-- Data excerpts follows --
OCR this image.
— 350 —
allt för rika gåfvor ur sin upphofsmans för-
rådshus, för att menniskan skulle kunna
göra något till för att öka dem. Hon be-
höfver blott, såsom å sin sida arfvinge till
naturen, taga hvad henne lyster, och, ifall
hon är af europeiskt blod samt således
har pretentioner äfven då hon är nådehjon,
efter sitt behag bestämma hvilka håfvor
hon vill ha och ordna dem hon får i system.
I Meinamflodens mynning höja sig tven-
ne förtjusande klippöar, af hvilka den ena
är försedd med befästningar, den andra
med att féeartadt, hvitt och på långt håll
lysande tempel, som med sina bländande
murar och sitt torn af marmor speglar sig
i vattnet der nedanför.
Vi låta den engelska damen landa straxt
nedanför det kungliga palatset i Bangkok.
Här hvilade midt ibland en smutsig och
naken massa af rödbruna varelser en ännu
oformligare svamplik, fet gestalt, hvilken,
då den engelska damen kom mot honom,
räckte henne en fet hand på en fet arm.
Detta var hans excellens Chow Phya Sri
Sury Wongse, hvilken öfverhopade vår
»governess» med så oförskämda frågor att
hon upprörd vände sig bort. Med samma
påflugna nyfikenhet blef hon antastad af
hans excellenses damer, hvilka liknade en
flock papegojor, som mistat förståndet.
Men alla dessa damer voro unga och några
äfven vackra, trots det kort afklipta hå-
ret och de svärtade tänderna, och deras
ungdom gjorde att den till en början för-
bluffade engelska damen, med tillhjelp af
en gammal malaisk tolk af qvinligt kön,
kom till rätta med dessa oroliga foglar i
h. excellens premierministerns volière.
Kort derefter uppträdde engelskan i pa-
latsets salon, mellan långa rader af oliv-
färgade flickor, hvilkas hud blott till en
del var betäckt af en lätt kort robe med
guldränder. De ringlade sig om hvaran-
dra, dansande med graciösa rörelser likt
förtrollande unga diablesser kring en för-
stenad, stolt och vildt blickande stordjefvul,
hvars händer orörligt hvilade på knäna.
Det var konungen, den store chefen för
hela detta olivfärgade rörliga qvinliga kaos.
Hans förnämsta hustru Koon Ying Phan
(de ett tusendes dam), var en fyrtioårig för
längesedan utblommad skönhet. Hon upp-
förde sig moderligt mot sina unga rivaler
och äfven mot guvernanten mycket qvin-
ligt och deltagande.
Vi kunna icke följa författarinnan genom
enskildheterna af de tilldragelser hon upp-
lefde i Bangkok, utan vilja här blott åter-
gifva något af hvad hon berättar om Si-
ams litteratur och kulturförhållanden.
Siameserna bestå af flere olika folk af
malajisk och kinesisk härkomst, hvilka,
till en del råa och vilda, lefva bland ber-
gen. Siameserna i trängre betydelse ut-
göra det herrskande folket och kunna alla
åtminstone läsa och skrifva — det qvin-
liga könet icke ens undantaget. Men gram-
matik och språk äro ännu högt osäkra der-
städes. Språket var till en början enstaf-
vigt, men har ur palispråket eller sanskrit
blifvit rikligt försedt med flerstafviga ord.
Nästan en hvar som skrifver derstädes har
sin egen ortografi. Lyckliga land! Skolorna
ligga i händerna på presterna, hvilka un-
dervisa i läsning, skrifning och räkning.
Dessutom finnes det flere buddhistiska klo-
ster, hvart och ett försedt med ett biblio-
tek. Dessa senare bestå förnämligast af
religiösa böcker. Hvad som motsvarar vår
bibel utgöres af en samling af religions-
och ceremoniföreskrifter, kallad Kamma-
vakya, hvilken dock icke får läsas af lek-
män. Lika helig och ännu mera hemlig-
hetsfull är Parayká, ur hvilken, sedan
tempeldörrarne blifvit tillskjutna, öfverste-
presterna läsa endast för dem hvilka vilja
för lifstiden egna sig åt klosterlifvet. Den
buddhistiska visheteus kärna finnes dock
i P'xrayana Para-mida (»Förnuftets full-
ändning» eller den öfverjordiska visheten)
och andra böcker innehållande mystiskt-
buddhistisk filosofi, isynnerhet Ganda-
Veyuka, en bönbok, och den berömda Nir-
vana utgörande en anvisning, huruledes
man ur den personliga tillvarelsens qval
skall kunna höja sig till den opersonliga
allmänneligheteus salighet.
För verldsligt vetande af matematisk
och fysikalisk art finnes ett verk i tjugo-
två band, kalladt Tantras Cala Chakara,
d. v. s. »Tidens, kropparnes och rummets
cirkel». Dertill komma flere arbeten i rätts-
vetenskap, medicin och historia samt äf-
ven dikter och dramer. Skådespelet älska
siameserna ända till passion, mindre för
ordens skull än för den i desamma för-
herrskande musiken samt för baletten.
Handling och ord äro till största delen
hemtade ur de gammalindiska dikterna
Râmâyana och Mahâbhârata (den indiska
-- Data excerpts concluded --
● **Work request**
Show the lines above that include "hvilade".

● **Task result**
Här hvilade midt ibland en smutsig och
hvars händer orörligt hvilade på knäna.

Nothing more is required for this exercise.